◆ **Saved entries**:
┌──
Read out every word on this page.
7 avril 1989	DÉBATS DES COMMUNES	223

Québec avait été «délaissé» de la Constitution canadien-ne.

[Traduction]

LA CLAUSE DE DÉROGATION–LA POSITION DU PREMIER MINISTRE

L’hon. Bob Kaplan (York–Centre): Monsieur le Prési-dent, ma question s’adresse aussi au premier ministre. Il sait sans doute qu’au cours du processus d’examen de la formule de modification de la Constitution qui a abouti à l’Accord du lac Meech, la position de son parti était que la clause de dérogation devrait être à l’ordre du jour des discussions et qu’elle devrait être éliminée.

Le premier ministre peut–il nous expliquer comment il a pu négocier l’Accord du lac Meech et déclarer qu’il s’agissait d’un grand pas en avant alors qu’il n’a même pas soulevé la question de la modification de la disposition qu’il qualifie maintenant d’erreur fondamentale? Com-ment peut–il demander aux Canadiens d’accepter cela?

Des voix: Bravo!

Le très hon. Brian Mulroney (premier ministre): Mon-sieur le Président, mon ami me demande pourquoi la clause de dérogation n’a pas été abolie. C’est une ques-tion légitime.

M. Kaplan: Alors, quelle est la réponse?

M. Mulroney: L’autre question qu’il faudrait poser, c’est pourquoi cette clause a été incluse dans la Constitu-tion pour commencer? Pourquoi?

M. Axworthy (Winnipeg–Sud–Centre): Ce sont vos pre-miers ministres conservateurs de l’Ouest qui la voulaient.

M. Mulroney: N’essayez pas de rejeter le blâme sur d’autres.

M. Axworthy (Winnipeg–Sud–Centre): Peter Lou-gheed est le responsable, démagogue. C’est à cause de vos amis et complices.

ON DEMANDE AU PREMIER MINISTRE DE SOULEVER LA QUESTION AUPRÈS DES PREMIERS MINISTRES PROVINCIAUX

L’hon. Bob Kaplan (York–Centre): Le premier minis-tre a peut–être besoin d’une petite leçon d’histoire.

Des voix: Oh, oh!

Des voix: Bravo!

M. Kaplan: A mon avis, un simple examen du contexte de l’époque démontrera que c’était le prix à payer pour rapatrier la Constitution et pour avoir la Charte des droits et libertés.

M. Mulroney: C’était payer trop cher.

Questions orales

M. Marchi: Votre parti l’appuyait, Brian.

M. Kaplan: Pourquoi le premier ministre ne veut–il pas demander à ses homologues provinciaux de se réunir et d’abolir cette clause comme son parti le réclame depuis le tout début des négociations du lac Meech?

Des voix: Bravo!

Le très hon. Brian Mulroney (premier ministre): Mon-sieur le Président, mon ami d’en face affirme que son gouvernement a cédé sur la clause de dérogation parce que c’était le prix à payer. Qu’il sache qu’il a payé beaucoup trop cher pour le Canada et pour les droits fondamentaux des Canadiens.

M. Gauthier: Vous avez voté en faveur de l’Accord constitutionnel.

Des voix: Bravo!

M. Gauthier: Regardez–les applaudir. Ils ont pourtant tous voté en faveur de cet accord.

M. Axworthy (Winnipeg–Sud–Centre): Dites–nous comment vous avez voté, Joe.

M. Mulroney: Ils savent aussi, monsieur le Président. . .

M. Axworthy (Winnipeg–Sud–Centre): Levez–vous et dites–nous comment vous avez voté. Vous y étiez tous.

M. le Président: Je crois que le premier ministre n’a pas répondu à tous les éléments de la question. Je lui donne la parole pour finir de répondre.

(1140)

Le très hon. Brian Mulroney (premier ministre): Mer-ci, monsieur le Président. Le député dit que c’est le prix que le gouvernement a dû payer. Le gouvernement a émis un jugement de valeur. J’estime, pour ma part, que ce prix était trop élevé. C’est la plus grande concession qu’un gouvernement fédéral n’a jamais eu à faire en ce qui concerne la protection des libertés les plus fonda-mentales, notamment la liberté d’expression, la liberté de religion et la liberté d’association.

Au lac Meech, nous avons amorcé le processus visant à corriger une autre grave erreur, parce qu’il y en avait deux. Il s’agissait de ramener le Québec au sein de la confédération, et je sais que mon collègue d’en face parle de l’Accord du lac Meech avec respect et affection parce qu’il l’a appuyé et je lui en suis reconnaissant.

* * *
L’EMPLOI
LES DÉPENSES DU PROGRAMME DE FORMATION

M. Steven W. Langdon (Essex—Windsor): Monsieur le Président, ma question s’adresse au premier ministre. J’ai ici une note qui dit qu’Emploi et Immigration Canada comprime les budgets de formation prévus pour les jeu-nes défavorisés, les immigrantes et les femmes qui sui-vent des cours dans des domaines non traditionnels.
└──
┌──
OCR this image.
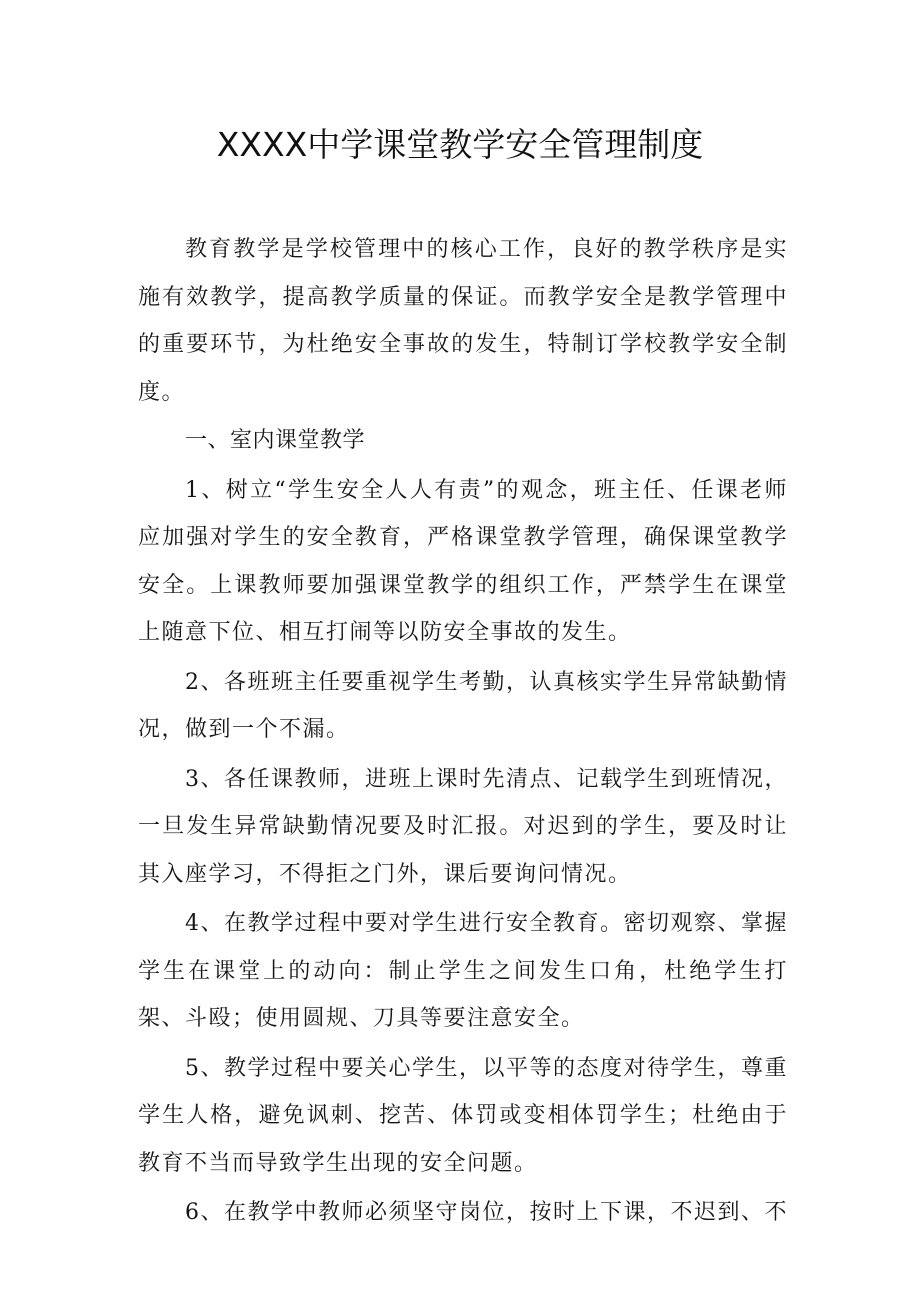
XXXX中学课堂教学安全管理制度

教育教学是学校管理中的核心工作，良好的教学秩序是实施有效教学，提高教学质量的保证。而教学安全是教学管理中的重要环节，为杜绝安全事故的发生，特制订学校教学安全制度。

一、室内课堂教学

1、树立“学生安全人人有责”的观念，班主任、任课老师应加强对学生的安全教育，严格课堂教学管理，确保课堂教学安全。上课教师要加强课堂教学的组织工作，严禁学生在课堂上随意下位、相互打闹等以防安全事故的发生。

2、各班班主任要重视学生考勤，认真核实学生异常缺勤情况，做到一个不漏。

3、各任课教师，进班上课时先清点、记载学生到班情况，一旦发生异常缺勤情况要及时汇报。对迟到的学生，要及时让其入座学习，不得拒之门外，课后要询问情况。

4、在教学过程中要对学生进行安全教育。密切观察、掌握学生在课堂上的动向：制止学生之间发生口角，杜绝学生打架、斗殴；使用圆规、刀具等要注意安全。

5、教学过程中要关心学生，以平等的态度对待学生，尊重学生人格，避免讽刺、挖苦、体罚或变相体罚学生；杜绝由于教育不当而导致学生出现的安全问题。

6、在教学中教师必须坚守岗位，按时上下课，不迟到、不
└──
Tally up the lines holding the string "Gauthier" in this listing, and report the total alone.

2